Brano fornito:
◇ ◇ ◇
In vista del consiglio comunale aperto del 18 aprile sul biogas a Pian della Carlotta il comitato Terra Nostra interviene con una nota, che riportiamo:
“Troverà Pascucci il coraggio di fermare l’impianto a biogas del Sasso? Dopo i mesi di campagna elettorale in cui affermava che avrebbe fermato l’impianto, di rassicurazioni sulla sua contrarietà al biogas e di impegni presi ma poi blandamente evasi con i cittadini per ingaggiare il dottor Montanari, siamo alla resa dei conti!
Restano sospesi come fantasmi i molti dubbi sull’iter autorizzativo della Provincia portato avanti in spregio della mancata partecipazione dell’ASL e dell’ARPA per tutelare la salute della popolazione e del territorio. La contrarietà iniziale della precedente giunta comunale (composta da molti degli attuali amministratori) non è stata sufficiente per scongiurarne l’approvazione dell’impianto, ma soprattutto non ha impugnato tale approvazione nei tempi previsti per poter fare il ricorso al TAR. I successivi ricorsi dei cittadini e del Comune non hanno dato gli esiti sperati, nonostante un iniziale blocco dei lavori deciso dal TAR. Oggi i cittadini si trovano a manifestare tutta la loro contrarietà, sperando che il loro Sindaco si avvalga dei suoi poteri.
◇ ◇ ◇
Estratti delle voci:
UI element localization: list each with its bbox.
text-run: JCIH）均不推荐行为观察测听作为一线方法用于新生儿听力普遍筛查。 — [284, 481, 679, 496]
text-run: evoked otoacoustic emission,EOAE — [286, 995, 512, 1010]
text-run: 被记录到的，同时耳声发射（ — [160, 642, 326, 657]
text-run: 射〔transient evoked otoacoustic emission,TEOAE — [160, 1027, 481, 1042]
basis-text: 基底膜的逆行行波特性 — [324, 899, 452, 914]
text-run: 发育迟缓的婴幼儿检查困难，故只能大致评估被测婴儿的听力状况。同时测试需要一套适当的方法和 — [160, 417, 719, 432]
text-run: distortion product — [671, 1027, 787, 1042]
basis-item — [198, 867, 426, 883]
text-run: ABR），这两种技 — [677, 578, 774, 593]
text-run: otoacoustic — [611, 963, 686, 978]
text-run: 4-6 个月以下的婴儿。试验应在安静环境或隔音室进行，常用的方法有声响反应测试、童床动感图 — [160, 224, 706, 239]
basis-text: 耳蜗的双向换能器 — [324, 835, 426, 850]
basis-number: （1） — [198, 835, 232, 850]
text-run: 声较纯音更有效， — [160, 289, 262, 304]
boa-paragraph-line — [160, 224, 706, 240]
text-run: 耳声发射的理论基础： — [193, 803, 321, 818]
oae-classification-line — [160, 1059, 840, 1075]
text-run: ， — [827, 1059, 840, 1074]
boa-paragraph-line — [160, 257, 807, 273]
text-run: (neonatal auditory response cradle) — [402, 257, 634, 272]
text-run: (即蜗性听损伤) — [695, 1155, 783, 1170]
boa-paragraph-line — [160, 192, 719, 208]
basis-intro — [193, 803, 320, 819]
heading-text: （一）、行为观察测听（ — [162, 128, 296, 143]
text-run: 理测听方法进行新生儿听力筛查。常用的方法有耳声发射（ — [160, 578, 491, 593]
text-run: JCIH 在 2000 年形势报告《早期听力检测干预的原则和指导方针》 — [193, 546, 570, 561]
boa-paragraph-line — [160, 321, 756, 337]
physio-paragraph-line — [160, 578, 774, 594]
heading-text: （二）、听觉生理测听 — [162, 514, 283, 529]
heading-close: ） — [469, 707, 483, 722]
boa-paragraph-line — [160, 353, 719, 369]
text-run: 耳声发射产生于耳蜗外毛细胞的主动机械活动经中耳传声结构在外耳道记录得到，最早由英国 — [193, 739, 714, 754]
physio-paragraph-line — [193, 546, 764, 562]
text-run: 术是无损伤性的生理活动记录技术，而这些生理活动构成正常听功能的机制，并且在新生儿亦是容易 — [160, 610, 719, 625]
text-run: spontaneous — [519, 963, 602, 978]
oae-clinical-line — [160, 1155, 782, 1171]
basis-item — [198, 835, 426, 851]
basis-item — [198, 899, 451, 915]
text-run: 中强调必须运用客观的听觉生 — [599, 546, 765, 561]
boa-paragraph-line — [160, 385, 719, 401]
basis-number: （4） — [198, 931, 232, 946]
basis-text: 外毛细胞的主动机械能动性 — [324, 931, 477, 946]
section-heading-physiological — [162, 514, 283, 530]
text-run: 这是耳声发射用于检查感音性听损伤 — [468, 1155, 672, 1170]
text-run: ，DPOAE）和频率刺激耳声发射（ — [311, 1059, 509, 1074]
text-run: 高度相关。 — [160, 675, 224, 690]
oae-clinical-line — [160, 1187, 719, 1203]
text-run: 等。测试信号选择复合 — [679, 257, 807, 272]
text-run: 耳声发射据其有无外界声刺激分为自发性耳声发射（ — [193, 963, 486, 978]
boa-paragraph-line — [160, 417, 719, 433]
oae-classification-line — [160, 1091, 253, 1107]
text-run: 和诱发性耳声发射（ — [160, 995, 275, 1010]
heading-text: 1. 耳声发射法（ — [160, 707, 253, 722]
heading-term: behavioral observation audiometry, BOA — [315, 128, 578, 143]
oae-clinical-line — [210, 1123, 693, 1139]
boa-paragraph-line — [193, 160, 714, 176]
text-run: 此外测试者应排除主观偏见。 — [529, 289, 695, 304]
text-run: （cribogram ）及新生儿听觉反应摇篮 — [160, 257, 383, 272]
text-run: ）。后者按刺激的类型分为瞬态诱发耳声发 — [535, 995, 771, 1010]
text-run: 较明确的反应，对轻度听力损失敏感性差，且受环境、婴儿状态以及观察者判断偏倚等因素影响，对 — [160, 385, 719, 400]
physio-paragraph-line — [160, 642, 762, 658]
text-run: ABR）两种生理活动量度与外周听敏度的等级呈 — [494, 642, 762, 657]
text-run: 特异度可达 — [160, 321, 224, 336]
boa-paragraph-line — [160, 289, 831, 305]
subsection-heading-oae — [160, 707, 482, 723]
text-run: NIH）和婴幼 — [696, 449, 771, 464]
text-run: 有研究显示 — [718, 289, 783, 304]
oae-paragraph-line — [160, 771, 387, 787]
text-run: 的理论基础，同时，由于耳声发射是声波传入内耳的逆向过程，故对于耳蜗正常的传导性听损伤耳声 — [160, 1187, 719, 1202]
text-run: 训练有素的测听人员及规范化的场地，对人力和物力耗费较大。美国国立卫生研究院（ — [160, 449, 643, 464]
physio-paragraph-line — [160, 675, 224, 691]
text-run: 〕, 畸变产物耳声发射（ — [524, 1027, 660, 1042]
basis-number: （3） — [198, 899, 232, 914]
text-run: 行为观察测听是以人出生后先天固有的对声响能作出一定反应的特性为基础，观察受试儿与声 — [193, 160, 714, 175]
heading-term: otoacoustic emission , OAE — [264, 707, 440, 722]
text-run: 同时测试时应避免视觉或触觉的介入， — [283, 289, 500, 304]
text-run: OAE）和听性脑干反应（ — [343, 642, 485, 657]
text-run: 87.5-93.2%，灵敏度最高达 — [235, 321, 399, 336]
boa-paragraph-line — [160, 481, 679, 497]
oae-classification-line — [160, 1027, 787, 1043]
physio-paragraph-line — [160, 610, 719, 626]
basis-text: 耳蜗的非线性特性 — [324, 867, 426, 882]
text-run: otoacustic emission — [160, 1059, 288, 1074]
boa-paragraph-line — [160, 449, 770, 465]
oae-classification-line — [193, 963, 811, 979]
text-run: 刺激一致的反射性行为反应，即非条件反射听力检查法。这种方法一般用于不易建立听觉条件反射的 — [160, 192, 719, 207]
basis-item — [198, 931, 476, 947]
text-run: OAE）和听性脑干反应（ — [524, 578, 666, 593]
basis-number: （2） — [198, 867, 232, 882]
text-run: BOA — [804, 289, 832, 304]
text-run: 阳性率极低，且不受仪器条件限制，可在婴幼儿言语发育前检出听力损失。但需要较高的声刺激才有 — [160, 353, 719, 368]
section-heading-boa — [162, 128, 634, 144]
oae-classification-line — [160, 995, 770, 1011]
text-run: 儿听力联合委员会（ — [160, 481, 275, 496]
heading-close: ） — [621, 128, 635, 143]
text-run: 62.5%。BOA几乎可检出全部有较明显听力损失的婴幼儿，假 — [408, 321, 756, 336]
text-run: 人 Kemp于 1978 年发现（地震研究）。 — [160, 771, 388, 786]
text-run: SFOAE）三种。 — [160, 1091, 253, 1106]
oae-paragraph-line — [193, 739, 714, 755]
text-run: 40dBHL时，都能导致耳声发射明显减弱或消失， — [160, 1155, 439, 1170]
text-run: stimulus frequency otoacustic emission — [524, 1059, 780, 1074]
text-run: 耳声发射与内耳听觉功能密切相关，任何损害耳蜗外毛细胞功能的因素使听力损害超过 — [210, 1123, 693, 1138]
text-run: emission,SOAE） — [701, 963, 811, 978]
◇ ◇ ◇
Quesito A: Nel brano sul biogas a Pian della Carlotta, in quale giorno si tiene il consiglio comunale aperto?
Quesito B: Prosegui il brano sul biogas a Pian della Carlotta a partire dall'ultima frase riportata.

Risultato dell'esercizio A: Il 18 aprile.

Risultato dell'esercizio B:
Ma negli altri impianti analoghi cosa succede? Dai centinaia di impianti approvati in molte regioni, spesso costruiti senza farsi scrupoli delle zone sensibili nelle quali si trovavano scuole, case, o aree protette, iniziano ad arrivare interessanti notizie. La magistratura, i cittadini, ma anche sindaci coraggiosi trovano la sinergia per denunciare e bloccare impianti già funzionanti. Succederà anche a Cerveteri? Molti comitati, movimenti e cittadini sono mesi che si sono mobilitati per dare gli strumenti a Pascucci per fermare l’impianto.
Tutto questo mentre arrivano molte notizie di incidenti che, oltre a danneggiare l’ambiente ed i cittadini, stanno allarmando ASL e ARPA per le gravi conseguenze alla salute pubblica.
Cosa succederà al prossimo consiglio comunale di giovedì 18? L’amministrazione si nasconderà dalle sue responsabilità, magari dietro ad associazioni ambientaliste come Legambiente che per strane ragioni al contrario di molte altri movimenti appoggia il biogas (anche se in realtà come al Sasso, vedi Soriano del Cimino, ha dovuto schierarsi apertamente contro)? Oppure grazie all’intervento di un ingegnere dell’ENEA invitato appositamente, si farà convincere della bontà di queste tecnologie?
Tremate Etruschi… Le vostre tombe saranno coperte da polvere di mais! E i carciofi, il vino, il turismo? Sacrificati insieme alla nostra salute. Ma in compenso avremo l’aria dei tempi migliori di Porto Marghera e della Taranto in zona Ilva…
Infatti il Sindaco ha voluto anche le testimonianze dei venditori di fumi, speriamo almeno che il Sindaco di Assisi Claudio Ricci (che sarà ospite al consiglio comunale), presidente dei Siti Italiani UNESCO, ci porti la sua testimonianza sulla stupidità di far funzionare questo impianto ed aiuti il nostro Alessio ad opporsi, come lui ha fatto in precedenza nel suo comune. Speriamo che Pascucci e la sua Amministrazione trovino questo coraggio, con il quale uscire da questa faccenda osannato dai suoi cittadini, dimostrando veramente di volerli tutelare.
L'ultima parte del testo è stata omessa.